**GOAL:** Starting at the line that contains "Type out the text in this image.", print every remaining line of the entries, unchanged, and output nothing more.

**DATA EXTRACT:**
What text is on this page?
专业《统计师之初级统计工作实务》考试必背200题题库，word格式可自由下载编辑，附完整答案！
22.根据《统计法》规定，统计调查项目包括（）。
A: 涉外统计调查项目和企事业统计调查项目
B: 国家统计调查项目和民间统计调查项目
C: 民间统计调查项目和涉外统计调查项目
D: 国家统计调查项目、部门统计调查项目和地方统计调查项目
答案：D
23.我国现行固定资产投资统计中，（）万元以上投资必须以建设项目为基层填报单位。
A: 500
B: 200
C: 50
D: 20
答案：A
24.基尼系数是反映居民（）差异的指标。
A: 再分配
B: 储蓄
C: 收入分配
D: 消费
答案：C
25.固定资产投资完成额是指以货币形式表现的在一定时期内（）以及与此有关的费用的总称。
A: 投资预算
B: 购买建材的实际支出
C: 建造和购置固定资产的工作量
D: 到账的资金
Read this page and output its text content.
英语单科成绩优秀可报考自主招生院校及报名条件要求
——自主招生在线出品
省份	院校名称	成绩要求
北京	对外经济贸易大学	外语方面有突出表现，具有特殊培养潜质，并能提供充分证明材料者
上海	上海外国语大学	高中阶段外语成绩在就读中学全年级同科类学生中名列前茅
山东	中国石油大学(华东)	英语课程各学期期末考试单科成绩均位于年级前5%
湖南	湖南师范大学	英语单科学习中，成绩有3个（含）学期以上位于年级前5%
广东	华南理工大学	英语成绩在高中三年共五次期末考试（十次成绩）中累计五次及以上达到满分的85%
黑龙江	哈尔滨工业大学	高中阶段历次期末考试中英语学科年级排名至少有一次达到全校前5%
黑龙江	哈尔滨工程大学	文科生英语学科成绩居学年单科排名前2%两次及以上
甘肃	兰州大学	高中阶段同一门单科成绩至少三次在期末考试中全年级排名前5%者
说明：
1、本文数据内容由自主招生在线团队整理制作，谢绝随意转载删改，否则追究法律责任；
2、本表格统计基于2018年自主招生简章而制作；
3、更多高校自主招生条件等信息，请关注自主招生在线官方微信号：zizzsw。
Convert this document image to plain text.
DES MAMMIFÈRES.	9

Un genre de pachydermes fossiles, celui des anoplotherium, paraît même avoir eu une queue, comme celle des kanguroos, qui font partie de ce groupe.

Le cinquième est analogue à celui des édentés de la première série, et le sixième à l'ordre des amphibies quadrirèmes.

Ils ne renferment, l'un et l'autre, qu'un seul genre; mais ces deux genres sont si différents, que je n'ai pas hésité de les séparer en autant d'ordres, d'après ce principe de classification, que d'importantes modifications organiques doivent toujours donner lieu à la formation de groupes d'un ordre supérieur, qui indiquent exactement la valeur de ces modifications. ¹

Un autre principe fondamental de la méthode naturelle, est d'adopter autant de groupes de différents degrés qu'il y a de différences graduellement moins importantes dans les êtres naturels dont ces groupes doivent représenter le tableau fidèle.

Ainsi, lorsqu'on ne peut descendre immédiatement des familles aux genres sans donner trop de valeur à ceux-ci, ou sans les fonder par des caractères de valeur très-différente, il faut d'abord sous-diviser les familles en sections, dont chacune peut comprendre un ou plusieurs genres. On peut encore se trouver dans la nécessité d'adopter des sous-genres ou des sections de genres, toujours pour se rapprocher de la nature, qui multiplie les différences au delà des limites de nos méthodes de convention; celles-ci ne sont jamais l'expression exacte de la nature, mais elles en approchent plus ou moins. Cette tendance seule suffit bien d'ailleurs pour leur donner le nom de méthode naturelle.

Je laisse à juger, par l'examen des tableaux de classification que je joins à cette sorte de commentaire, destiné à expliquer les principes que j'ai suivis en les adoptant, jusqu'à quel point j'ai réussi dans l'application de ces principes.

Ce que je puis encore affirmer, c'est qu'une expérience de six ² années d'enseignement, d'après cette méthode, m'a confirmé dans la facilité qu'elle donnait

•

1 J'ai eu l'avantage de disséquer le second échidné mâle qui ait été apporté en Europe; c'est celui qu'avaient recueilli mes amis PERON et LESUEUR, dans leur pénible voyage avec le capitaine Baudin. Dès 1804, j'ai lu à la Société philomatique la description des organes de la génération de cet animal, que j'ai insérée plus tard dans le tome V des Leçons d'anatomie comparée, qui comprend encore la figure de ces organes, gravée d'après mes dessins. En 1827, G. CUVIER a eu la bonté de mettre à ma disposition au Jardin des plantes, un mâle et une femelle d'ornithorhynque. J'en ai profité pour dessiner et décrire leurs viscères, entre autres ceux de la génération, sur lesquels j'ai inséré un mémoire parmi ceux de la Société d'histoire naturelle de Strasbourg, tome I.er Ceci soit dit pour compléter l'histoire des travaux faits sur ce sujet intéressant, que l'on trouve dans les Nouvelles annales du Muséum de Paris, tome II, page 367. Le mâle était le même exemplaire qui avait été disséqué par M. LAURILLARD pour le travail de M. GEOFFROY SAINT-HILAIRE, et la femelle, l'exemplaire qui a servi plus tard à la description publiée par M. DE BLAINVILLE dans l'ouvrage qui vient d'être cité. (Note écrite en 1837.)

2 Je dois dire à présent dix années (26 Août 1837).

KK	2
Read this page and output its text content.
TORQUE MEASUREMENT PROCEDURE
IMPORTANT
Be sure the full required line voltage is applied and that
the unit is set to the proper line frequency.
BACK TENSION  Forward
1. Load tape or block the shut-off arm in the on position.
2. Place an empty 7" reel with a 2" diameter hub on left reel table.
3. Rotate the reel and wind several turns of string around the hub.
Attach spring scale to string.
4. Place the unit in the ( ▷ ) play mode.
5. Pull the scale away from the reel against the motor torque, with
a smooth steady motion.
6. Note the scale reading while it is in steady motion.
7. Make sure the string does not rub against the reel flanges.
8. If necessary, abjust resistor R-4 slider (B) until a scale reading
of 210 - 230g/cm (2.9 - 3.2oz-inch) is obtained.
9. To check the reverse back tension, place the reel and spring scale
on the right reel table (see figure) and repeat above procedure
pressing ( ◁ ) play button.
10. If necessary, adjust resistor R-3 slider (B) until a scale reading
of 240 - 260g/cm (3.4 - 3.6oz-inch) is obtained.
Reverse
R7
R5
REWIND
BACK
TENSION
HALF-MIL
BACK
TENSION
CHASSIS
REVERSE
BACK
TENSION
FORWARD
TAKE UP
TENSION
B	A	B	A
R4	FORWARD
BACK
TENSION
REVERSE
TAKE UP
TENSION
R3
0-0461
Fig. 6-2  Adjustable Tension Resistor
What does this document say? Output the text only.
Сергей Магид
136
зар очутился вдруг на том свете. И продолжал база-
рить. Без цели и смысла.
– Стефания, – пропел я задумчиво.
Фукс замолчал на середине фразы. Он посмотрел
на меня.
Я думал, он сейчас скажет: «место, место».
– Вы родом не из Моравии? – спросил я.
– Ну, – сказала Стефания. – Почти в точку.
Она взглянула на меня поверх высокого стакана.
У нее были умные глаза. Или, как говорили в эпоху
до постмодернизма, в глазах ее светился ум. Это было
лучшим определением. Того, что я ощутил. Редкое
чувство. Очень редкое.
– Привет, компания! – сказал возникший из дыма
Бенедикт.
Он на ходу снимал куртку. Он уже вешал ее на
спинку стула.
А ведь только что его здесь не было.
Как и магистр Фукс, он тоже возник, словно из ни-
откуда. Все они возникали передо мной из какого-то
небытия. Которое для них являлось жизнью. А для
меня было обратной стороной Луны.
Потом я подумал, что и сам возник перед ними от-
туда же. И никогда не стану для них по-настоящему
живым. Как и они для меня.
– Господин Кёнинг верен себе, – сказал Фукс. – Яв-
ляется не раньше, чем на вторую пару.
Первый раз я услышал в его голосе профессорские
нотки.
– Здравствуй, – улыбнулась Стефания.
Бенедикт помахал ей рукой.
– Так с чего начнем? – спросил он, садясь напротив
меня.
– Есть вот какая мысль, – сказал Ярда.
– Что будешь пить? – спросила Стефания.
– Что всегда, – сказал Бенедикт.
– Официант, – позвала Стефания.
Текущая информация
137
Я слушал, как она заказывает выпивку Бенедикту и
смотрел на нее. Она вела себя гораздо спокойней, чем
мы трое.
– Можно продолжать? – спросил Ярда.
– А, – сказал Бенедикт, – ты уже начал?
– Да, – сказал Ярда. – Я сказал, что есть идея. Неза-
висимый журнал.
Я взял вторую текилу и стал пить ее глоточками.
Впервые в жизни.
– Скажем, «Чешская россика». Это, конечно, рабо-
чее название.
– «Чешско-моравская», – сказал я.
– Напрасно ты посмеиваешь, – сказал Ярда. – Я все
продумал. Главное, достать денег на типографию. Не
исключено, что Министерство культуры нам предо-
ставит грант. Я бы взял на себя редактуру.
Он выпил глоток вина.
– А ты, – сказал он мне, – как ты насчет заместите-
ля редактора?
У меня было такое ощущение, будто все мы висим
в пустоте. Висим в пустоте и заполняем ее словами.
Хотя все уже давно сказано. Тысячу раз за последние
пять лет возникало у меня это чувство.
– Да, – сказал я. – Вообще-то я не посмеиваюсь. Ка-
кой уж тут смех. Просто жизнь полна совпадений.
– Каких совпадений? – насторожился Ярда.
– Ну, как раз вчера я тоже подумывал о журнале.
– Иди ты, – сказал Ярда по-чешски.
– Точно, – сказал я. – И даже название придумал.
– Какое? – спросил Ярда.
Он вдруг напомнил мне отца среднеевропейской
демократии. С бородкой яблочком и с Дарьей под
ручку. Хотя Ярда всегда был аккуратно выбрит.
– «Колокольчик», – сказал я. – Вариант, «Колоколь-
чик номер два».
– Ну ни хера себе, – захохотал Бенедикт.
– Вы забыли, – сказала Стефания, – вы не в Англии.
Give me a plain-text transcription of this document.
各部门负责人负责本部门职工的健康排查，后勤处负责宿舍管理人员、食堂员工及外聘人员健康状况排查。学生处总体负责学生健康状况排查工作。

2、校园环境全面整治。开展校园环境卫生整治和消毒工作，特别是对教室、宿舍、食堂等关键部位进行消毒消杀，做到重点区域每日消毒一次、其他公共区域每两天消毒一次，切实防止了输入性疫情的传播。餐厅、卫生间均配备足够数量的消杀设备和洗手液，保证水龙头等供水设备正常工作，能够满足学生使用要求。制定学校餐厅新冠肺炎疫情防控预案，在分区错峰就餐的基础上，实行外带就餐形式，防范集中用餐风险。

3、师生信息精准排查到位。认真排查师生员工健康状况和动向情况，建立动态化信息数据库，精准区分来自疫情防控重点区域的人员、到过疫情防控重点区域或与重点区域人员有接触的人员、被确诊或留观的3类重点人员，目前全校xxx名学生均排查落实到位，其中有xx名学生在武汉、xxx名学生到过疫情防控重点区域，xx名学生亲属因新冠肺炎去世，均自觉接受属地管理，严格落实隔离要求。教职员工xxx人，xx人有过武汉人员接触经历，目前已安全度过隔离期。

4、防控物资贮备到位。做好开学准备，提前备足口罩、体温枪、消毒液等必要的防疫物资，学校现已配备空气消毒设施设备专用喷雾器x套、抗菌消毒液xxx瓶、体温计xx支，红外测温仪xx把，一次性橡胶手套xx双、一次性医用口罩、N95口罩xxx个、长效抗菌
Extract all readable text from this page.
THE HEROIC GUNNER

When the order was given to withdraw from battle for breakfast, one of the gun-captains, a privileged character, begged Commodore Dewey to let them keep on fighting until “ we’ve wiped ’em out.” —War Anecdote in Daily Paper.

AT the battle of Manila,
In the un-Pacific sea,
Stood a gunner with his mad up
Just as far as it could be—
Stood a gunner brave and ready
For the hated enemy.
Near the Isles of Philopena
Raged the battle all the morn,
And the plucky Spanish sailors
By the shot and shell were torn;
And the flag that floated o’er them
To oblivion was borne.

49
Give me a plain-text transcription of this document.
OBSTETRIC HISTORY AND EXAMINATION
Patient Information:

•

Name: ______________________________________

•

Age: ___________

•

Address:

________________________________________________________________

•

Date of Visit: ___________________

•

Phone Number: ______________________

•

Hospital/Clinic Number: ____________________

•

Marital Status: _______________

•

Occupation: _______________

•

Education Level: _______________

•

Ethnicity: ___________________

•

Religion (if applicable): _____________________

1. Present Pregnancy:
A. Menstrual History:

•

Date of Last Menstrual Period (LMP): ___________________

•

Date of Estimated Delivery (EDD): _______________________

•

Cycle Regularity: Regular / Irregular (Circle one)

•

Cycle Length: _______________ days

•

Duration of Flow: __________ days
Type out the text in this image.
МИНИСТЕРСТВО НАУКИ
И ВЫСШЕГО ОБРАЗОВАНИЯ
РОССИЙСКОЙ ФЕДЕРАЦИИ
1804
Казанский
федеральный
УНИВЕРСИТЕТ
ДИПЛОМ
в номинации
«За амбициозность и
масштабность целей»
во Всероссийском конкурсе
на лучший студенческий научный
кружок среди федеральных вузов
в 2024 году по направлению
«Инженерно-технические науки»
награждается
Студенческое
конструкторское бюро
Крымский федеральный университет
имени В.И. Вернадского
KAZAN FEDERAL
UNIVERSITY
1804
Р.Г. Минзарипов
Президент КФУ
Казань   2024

**CORRECT ANSWER:**
Type out the text in this image.
МИНИСТЕРСТВО НАУКИ
И ВЫСШЕГО ОБРАЗОВАНИЯ
РОССИЙСКОЙ ФЕДЕРАЦИИ
1804
Казанский
федеральный
УНИВЕРСИТЕТ
ДИПЛОМ
в номинации
«За амбициозность и
масштабность целей»
во Всероссийском конкурсе
на лучший студенческий научный
кружок среди федеральных вузов
в 2024 году по направлению
«Инженерно-технические науки»
награждается
Студенческое
конструкторское бюро
Крымский федеральный университет
имени В.И. Вернадского
KAZAN FEDERAL
UNIVERSITY
1804
Р.Г. Минзарипов
Президент КФУ
Казань   2024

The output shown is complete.